What you will do = Gather all lines in the entries that include the word "Лукиянова".

** Start of Dataset rows **

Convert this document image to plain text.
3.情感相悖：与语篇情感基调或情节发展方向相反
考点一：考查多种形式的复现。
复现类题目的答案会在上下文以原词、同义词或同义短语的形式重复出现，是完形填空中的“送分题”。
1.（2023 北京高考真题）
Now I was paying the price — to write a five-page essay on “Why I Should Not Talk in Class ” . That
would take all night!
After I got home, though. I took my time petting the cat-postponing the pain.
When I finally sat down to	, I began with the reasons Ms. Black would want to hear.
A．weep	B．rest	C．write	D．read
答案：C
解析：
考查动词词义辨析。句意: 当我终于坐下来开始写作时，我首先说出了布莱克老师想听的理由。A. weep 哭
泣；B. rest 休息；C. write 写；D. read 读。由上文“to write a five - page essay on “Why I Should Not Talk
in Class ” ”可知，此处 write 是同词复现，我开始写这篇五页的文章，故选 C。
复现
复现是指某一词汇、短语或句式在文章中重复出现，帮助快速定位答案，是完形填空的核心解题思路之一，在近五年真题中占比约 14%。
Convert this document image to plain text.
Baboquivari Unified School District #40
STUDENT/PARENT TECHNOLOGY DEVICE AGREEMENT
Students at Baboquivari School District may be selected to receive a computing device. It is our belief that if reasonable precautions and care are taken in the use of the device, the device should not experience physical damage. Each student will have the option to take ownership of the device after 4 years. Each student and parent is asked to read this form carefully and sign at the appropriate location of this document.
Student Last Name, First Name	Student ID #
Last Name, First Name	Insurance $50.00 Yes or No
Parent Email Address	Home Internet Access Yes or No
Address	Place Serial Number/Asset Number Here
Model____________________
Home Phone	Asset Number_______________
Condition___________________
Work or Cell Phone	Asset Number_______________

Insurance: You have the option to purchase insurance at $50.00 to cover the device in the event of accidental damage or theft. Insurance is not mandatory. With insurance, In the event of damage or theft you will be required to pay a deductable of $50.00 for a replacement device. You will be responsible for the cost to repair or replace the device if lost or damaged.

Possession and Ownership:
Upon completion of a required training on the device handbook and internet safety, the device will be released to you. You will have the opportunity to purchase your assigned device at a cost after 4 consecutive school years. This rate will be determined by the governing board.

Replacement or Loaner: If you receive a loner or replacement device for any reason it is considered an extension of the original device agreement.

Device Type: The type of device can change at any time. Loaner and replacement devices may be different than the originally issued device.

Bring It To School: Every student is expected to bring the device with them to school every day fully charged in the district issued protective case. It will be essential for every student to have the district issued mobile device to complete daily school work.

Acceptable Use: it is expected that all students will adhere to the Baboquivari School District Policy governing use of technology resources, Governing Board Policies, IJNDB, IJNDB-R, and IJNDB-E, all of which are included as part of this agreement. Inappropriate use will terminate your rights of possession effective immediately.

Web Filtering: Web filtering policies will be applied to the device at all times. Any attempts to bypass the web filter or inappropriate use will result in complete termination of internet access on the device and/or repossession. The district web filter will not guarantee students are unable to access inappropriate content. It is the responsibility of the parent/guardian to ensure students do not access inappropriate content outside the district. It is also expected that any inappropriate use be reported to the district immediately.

** End of Dataset rows **
** Start of Dataset rows **

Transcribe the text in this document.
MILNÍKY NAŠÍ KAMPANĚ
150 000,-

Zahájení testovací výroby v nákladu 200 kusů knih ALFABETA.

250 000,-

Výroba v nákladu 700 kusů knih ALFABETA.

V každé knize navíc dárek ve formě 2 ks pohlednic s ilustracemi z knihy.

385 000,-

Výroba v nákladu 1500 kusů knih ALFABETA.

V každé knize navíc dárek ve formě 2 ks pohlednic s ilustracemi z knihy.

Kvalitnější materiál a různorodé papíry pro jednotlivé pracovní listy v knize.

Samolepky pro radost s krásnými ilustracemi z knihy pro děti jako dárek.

** End of Dataset rows **
** Start of Dataset rows **

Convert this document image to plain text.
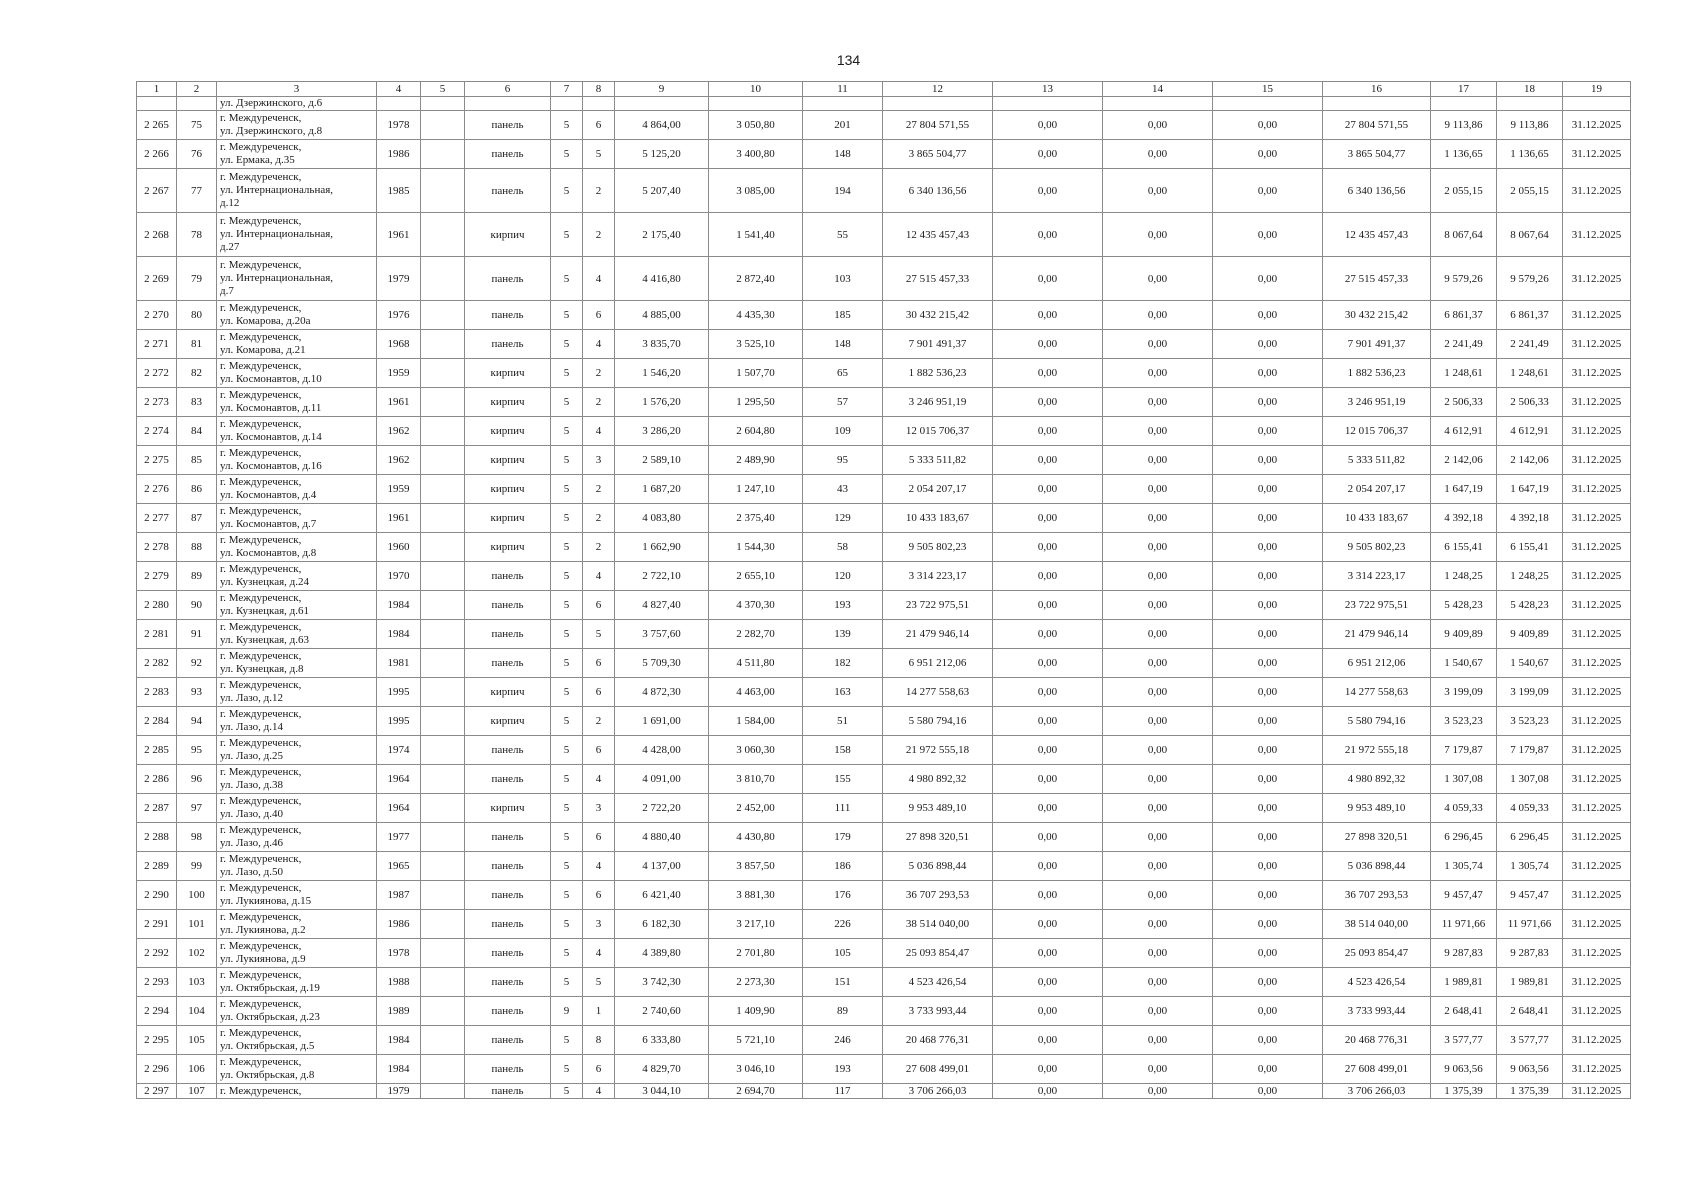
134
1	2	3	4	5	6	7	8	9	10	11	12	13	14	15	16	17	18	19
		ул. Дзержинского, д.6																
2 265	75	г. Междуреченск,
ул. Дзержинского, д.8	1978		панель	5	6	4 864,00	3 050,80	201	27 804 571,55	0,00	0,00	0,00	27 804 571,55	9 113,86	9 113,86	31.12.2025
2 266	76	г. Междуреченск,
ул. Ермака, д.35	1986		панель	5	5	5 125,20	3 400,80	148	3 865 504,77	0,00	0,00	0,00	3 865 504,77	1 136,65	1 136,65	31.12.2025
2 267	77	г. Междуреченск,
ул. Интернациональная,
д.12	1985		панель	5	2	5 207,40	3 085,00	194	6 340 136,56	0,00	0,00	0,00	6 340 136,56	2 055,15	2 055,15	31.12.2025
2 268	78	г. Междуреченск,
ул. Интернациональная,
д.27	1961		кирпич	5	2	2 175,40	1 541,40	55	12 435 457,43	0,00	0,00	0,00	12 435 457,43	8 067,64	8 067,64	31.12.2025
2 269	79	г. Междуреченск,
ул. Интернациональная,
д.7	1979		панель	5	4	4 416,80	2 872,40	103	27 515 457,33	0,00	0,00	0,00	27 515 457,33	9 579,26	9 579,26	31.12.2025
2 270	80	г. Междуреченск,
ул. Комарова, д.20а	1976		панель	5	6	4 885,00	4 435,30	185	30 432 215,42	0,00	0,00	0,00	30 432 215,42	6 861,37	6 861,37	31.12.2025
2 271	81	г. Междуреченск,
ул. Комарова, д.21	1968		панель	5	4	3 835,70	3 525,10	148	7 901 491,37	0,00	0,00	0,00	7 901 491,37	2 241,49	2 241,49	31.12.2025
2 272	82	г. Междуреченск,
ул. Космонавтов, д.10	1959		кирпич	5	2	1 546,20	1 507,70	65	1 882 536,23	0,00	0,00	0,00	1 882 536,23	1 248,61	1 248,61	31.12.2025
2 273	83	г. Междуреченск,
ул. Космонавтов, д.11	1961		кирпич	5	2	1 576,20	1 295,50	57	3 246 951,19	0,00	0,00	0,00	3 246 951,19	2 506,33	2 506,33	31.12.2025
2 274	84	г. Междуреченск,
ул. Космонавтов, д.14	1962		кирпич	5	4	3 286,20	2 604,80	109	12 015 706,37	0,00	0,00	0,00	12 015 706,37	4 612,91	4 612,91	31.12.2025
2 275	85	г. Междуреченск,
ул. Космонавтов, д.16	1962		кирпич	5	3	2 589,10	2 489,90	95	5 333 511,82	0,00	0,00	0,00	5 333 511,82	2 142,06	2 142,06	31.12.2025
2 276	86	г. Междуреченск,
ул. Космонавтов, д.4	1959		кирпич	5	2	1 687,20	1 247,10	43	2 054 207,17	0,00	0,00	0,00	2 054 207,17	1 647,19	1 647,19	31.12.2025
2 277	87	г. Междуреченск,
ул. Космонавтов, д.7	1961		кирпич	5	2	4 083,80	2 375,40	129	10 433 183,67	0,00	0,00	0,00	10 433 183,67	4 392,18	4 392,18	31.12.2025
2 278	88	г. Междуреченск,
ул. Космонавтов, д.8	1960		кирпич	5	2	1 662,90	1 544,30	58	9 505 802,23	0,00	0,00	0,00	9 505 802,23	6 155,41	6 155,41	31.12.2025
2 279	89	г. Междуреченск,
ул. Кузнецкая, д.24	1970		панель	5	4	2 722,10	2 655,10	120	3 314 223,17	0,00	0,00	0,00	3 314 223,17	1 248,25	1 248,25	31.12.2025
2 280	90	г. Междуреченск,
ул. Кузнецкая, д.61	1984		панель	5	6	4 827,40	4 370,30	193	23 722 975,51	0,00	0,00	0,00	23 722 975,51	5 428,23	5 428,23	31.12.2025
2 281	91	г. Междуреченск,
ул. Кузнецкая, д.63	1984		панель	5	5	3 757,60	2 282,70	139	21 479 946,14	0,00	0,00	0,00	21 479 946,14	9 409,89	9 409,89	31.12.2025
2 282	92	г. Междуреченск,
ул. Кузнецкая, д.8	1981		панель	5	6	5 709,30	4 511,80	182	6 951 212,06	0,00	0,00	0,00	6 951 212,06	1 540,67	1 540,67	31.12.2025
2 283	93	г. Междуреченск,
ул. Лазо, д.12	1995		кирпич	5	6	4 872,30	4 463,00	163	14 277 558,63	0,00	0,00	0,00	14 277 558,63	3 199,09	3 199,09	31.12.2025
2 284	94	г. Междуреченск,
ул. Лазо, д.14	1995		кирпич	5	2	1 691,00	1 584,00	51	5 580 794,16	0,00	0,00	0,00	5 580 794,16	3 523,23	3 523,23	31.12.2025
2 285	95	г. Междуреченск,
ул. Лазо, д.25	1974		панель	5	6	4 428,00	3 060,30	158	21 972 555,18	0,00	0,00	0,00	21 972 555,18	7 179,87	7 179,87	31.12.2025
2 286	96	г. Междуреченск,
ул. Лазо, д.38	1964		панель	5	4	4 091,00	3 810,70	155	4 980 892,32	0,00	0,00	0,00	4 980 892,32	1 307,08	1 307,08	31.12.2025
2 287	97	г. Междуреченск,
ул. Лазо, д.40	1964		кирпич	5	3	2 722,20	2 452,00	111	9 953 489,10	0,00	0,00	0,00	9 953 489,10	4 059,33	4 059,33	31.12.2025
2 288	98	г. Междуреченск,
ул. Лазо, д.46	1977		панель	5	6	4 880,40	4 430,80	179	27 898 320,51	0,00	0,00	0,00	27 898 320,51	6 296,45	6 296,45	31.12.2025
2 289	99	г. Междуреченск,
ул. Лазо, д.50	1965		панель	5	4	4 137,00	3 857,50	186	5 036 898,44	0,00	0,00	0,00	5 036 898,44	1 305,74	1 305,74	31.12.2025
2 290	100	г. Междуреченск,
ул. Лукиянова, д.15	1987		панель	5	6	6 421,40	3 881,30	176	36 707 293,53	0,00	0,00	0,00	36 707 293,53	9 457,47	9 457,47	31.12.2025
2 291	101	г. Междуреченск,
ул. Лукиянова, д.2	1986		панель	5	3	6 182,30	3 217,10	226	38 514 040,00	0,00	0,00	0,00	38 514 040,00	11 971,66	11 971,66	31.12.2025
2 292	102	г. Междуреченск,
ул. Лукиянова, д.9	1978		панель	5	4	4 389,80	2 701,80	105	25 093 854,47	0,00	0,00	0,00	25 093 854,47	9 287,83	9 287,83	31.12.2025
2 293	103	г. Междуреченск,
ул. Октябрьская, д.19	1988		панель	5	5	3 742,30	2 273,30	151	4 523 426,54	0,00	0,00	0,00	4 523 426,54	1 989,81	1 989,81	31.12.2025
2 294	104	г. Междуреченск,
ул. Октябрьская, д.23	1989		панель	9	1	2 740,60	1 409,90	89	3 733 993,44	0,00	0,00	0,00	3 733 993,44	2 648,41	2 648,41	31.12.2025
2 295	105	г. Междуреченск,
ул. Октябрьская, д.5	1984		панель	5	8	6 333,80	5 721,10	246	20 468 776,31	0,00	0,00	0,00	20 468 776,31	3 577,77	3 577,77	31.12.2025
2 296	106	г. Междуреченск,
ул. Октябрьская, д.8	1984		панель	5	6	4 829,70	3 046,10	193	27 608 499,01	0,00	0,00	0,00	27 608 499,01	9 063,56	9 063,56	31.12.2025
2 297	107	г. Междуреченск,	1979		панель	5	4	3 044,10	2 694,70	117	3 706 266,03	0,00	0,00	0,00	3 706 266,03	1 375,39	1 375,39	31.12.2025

** End of Dataset rows **

Reply to the exercise =
ул. Лукиянова, д.15	1987		панель	5	6	6 421,40	3 881,30	176	36 707 293,53	0,00	0,00	0,00	36 707 293,53	9 457,47	9 457,47	31.12.2025
ул. Лукиянова, д.2	1986		панель	5	3	6 182,30	3 217,10	226	38 514 040,00	0,00	0,00	0,00	38 514 040,00	11 971,66	11 971,66	31.12.2025
ул. Лукиянова, д.9	1978		панель	5	4	4 389,80	2 701,80	105	25 093 854,47	0,00	0,00	0,00	25 093 854,47	9 287,83	9 287,83	31.12.2025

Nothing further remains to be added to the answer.